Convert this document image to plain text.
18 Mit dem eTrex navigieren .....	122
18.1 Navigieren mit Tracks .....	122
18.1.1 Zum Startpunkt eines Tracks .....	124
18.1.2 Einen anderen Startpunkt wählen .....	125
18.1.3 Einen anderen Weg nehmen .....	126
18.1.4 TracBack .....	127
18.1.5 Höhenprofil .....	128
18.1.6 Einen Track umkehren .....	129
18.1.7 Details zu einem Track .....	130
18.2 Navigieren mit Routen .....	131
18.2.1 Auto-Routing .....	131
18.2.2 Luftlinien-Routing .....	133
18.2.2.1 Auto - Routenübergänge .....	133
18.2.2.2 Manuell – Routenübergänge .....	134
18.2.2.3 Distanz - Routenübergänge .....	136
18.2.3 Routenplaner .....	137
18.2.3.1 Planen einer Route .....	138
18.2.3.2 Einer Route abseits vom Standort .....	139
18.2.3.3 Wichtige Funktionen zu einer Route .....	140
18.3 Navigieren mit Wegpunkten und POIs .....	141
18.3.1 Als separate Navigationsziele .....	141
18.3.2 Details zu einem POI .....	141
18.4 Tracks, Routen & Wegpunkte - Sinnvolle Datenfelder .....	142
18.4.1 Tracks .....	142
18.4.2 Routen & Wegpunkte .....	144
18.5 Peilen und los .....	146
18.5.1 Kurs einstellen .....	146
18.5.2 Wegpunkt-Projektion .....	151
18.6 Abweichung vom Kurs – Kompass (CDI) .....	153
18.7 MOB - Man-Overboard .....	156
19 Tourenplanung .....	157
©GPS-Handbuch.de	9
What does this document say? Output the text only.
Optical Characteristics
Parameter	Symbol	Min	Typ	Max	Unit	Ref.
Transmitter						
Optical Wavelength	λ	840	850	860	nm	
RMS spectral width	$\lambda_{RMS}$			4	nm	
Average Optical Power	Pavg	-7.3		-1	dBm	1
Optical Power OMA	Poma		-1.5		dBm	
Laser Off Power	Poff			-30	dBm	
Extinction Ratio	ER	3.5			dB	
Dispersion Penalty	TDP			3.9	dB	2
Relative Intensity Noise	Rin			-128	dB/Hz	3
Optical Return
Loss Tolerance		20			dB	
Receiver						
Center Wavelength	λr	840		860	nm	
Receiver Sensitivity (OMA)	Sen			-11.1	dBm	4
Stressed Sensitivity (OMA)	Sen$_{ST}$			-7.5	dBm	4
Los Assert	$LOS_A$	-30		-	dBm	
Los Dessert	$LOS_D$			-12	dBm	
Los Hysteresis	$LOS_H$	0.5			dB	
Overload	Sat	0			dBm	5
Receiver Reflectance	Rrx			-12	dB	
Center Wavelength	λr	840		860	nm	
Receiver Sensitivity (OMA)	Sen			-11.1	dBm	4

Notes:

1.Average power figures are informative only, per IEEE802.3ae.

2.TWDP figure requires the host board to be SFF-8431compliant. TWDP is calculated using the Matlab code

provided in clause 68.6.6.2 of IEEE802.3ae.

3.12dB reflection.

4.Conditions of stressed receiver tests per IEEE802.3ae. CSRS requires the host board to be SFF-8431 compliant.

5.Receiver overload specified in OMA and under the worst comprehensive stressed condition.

....................

-- Stated problem --
Set down all of the data above, word for word.

-- Response for this exercise --
Convert this document image to plain text.
18 Mit dem eTrex navigieren .....	122
18.1 Navigieren mit Tracks .....	122
18.1.1 Zum Startpunkt eines Tracks .....	124
18.1.2 Einen anderen Startpunkt wählen .....	125
18.1.3 Einen anderen Weg nehmen .....	126
18.1.4 TracBack .....	127
18.1.5 Höhenprofil .....	128
18.1.6 Einen Track umkehren .....	129
18.1.7 Details zu einem Track .....	130
18.2 Navigieren mit Routen .....	131
18.2.1 Auto-Routing .....	131
18.2.2 Luftlinien-Routing .....	133
18.2.2.1 Auto - Routenübergänge .....	133
18.2.2.2 Manuell – Routenübergänge .....	134
18.2.2.3 Distanz - Routenübergänge .....	136
18.2.3 Routenplaner .....	137
18.2.3.1 Planen einer Route .....	138
18.2.3.2 Einer Route abseits vom Standort .....	139
18.2.3.3 Wichtige Funktionen zu einer Route .....	140
18.3 Navigieren mit Wegpunkten und POIs .....	141
18.3.1 Als separate Navigationsziele .....	141
18.3.2 Details zu einem POI .....	141
18.4 Tracks, Routen & Wegpunkte - Sinnvolle Datenfelder .....	142
18.4.1 Tracks .....	142
18.4.2 Routen & Wegpunkte .....	144
18.5 Peilen und los .....	146
18.5.1 Kurs einstellen .....	146
18.5.2 Wegpunkt-Projektion .....	151
18.6 Abweichung vom Kurs – Kompass (CDI) .....	153
18.7 MOB - Man-Overboard .....	156
19 Tourenplanung .....	157
©GPS-Handbuch.de	9
What does this document say? Output the text only.
Optical Characteristics
Parameter	Symbol	Min	Typ	Max	Unit	Ref.
Transmitter						
Optical Wavelength	λ	840	850	860	nm	
RMS spectral width	$\lambda_{RMS}$			4	nm	
Average Optical Power	Pavg	-7.3		-1	dBm	1
Optical Power OMA	Poma		-1.5		dBm	
Laser Off Power	Poff			-30	dBm	
Extinction Ratio	ER	3.5			dB	
Dispersion Penalty	TDP			3.9	dB	2
Relative Intensity Noise	Rin			-128	dB/Hz	3
Optical Return
Loss Tolerance		20			dB	
Receiver						
Center Wavelength	λr	840		860	nm	
Receiver Sensitivity (OMA)	Sen			-11.1	dBm	4
Stressed Sensitivity (OMA)	Sen$_{ST}$			-7.5	dBm	4
Los Assert	$LOS_A$	-30		-	dBm	
Los Dessert	$LOS_D$			-12	dBm	
Los Hysteresis	$LOS_H$	0.5			dB	
Overload	Sat	0			dBm	5
Receiver Reflectance	Rrx			-12	dB	
Center Wavelength	λr	840		860	nm	
Receiver Sensitivity (OMA)	Sen			-11.1	dBm	4

Notes:

1.Average power figures are informative only, per IEEE802.3ae.

2.TWDP figure requires the host board to be SFF-8431compliant. TWDP is calculated using the Matlab code

provided in clause 68.6.6.2 of IEEE802.3ae.

3.12dB reflection.

4.Conditions of stressed receiver tests per IEEE802.3ae. CSRS requires the host board to be SFF-8431 compliant.

5.Receiver overload specified in OMA and under the worst comprehensive stressed condition.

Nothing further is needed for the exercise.